#### Information provided
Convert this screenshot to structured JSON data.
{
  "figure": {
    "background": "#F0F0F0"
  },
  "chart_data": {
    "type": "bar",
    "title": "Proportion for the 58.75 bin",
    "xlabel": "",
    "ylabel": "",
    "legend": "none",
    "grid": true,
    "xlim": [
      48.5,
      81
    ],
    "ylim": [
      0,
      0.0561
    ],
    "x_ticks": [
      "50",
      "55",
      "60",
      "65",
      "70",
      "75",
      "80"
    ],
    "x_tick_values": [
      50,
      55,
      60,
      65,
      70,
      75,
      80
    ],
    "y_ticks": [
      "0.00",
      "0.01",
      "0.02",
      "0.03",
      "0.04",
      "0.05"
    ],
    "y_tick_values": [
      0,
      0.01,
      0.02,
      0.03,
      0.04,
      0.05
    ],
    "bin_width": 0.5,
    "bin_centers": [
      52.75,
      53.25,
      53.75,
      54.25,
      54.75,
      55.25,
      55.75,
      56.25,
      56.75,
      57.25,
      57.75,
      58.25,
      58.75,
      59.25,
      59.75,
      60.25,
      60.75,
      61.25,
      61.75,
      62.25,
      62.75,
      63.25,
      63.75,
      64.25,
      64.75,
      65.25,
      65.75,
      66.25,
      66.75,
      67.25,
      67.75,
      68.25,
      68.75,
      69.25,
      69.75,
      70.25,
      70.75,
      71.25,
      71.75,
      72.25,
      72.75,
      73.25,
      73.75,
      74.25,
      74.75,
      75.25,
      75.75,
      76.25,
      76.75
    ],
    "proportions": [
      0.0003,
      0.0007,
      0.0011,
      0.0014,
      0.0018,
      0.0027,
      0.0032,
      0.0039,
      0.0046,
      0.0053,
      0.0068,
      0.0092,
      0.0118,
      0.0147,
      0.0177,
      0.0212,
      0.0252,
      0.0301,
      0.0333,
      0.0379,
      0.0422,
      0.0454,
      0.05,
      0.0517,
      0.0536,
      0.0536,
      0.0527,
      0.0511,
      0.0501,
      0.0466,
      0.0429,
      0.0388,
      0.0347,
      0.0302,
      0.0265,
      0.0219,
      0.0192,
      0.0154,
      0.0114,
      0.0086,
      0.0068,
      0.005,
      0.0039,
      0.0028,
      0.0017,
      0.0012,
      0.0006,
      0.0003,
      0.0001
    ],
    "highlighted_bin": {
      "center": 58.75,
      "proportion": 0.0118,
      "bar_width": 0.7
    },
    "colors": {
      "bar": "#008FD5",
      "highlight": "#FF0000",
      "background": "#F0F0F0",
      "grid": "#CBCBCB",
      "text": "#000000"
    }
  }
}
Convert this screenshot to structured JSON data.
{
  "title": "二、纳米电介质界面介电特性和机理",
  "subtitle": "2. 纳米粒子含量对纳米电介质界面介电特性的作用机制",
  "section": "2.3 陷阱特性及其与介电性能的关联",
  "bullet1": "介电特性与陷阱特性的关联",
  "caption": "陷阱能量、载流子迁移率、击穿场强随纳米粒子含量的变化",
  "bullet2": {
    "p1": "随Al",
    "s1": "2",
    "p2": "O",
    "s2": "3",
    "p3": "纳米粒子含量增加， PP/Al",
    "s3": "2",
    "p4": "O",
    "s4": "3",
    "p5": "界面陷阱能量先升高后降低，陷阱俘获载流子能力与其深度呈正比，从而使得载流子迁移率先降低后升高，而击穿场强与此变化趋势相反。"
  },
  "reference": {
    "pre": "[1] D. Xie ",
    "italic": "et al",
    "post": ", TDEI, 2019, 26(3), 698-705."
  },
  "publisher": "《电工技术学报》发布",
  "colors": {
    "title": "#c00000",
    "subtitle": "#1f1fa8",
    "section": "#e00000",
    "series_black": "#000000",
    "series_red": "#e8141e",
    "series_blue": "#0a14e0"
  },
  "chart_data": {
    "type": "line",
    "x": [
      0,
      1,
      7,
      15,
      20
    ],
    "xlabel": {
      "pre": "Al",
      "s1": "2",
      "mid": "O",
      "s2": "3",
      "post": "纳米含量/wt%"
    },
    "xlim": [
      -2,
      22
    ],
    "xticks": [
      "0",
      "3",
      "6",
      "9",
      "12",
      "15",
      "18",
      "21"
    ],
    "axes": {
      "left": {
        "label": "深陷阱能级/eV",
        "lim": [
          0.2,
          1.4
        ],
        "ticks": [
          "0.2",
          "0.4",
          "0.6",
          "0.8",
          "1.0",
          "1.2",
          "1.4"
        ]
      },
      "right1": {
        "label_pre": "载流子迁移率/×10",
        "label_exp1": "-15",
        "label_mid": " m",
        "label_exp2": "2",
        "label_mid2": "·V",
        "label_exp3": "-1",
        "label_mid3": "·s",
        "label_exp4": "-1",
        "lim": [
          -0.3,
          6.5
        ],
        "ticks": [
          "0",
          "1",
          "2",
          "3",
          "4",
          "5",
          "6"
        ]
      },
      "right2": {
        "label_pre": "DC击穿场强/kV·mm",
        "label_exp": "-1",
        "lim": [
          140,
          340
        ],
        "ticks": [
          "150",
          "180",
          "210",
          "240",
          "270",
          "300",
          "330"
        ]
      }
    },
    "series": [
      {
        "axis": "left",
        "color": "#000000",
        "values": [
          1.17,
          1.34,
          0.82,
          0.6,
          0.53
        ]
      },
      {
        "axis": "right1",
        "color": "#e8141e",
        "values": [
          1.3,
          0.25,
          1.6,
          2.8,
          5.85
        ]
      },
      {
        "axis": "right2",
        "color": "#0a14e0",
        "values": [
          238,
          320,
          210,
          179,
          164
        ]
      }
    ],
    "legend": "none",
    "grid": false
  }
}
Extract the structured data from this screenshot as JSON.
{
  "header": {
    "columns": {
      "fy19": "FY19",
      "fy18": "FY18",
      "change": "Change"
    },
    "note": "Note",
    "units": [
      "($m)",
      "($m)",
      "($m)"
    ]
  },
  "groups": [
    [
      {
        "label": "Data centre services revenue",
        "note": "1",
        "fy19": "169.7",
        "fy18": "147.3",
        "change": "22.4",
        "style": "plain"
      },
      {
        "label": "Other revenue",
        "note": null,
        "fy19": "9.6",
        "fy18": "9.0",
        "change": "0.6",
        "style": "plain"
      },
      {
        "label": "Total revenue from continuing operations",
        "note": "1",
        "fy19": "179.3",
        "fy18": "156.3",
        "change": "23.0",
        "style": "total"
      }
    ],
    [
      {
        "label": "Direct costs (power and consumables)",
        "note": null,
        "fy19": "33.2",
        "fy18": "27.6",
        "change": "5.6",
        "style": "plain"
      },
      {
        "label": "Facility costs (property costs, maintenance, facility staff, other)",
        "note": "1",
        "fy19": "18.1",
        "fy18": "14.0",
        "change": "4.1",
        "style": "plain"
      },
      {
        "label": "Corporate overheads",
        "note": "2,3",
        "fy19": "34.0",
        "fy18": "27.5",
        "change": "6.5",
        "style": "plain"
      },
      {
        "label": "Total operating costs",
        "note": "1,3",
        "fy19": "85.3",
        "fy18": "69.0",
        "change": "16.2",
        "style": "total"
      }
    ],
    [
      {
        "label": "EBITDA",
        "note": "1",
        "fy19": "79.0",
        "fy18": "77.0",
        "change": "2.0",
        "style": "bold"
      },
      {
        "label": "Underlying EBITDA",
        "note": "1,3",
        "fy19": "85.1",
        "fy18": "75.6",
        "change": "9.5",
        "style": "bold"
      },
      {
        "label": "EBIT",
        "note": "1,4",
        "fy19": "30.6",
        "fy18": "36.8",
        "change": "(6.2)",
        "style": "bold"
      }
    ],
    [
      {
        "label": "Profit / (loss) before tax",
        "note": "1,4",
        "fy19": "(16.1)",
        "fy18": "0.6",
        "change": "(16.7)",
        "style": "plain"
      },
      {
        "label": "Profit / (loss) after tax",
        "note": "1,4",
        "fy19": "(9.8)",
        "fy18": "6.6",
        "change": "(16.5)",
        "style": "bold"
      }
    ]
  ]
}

#### Exercise prompt
Return nothing except the number of lines that include the string "background".

#### Expected output
2